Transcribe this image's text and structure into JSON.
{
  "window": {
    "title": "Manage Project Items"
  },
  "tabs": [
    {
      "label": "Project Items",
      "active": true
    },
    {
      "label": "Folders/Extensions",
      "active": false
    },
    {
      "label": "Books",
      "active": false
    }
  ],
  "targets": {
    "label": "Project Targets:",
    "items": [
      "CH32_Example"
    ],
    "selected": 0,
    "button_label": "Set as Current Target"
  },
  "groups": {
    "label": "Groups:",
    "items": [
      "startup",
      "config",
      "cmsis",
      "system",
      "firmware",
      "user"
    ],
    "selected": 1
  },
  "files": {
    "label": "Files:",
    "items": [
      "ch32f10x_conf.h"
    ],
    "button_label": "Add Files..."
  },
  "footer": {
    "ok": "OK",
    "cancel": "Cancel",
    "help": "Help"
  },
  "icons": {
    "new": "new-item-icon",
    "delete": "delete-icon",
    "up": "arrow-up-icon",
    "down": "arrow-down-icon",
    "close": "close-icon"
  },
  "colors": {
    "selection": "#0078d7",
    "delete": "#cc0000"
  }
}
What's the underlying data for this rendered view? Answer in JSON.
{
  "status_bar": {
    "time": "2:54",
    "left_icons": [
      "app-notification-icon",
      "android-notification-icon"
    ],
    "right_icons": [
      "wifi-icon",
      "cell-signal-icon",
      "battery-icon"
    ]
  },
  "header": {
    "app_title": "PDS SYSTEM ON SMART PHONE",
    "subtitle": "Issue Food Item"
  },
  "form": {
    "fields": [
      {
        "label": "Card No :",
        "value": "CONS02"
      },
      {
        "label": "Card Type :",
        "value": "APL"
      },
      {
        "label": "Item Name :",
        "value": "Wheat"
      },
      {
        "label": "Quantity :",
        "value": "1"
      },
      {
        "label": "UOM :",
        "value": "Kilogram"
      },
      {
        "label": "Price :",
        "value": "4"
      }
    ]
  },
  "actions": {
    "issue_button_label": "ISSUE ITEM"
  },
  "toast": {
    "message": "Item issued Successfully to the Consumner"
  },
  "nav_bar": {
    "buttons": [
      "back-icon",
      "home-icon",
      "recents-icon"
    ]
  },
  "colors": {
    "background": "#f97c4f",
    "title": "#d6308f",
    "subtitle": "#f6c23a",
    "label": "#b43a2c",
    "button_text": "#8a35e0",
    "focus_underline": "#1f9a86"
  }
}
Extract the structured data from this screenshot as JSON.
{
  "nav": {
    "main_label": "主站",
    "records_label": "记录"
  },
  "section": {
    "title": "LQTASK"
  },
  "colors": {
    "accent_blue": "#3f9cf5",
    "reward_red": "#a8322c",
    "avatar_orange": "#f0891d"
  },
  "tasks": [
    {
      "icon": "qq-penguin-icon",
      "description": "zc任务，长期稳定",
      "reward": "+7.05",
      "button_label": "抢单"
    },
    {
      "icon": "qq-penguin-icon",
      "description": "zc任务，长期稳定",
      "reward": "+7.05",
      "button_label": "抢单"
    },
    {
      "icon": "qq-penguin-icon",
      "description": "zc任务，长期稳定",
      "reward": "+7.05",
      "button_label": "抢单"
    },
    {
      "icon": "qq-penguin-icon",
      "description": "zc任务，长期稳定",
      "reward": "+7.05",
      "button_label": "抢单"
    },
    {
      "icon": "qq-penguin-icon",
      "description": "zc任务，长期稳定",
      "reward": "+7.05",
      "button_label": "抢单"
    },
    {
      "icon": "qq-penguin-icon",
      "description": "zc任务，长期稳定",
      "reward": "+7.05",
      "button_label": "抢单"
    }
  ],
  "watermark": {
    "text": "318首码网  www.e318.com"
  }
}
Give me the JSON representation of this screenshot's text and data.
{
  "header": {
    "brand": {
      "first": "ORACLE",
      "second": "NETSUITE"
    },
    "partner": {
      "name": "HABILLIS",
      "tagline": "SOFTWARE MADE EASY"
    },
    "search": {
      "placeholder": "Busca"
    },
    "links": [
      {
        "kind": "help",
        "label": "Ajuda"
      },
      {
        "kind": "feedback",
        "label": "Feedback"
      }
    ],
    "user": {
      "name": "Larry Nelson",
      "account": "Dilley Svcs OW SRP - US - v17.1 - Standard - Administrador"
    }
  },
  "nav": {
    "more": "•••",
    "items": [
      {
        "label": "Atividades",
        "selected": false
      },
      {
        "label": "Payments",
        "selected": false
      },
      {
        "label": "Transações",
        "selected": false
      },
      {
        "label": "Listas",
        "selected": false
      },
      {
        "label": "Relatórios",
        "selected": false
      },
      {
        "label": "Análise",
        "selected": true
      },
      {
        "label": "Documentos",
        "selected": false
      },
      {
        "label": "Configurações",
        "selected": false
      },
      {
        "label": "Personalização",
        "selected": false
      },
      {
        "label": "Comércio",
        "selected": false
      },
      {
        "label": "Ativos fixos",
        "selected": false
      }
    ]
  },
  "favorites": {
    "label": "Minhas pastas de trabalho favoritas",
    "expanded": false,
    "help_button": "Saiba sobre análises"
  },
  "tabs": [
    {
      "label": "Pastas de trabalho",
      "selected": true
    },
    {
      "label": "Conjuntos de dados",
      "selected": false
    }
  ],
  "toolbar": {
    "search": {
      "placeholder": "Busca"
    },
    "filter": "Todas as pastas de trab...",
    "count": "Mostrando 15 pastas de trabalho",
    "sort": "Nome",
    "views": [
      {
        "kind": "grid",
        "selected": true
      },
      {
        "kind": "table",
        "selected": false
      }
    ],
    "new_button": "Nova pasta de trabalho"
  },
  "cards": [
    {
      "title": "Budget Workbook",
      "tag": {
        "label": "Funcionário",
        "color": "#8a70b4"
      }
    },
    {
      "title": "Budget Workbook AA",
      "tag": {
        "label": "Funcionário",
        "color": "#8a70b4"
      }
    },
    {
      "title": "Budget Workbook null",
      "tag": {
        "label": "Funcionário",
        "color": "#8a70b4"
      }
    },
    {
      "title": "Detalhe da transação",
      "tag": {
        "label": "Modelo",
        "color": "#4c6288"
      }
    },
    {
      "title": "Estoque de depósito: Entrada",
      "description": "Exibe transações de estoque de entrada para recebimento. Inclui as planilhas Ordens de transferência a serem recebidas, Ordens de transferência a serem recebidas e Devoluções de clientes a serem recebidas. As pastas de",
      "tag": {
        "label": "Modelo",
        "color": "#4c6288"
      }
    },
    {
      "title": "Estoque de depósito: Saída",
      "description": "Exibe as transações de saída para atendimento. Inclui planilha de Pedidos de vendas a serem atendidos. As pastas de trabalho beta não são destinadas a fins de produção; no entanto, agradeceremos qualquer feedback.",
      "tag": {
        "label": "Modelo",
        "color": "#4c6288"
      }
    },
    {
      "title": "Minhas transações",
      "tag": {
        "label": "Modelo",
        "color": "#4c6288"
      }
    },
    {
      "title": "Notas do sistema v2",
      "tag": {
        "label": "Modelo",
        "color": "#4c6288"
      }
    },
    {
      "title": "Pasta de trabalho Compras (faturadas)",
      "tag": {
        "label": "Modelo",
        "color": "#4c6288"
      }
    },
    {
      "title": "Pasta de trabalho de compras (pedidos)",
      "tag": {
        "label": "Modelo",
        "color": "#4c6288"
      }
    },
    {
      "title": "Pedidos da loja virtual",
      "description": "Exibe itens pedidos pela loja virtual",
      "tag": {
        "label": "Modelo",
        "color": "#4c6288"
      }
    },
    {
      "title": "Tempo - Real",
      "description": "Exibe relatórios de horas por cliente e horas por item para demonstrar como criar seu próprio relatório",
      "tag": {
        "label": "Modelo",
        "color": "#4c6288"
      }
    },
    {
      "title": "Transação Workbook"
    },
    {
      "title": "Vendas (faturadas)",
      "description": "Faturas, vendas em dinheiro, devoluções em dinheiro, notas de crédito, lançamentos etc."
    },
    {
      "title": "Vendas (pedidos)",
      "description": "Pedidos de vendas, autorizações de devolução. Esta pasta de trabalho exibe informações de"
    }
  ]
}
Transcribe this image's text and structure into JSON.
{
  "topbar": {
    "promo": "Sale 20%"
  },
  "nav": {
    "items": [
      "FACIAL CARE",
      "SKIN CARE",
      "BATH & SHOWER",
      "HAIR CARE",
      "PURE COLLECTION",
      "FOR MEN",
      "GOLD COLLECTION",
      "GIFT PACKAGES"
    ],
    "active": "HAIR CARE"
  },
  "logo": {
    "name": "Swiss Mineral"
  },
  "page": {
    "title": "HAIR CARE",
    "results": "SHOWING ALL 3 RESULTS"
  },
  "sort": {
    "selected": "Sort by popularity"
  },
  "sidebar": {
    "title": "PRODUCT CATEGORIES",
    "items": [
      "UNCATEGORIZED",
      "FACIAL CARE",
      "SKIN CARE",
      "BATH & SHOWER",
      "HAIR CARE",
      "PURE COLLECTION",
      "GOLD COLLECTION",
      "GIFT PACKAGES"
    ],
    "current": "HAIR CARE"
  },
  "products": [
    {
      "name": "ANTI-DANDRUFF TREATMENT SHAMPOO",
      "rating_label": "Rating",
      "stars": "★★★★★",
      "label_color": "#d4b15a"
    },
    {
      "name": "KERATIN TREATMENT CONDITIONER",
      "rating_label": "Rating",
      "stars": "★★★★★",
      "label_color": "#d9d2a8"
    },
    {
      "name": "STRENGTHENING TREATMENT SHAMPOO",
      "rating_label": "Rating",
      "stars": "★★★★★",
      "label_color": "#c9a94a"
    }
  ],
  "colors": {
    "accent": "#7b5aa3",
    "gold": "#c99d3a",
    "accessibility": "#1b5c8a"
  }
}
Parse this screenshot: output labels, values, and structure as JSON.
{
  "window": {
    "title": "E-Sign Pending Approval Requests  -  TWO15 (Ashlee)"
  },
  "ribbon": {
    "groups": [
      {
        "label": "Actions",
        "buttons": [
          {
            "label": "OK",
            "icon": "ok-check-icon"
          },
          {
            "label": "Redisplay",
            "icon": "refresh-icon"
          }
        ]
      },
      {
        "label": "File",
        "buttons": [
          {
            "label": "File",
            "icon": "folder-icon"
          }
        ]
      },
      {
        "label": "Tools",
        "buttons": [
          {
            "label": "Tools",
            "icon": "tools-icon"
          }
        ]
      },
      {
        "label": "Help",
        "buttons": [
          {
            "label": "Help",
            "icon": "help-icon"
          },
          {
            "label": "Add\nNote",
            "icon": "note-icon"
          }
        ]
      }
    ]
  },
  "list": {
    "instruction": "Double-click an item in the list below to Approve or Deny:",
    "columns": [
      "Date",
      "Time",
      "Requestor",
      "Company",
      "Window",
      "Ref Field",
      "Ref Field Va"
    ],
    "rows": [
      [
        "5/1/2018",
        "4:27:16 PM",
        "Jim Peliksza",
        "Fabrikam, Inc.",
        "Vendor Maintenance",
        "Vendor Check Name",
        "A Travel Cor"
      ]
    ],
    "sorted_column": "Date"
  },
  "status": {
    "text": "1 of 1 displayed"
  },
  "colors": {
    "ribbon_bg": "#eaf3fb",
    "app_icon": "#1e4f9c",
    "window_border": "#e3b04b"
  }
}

__SHORT TASK__: Give the number of lines in the records above that contain the word "subtitle". Reply with that number alone.

__THE ANSWER__: 2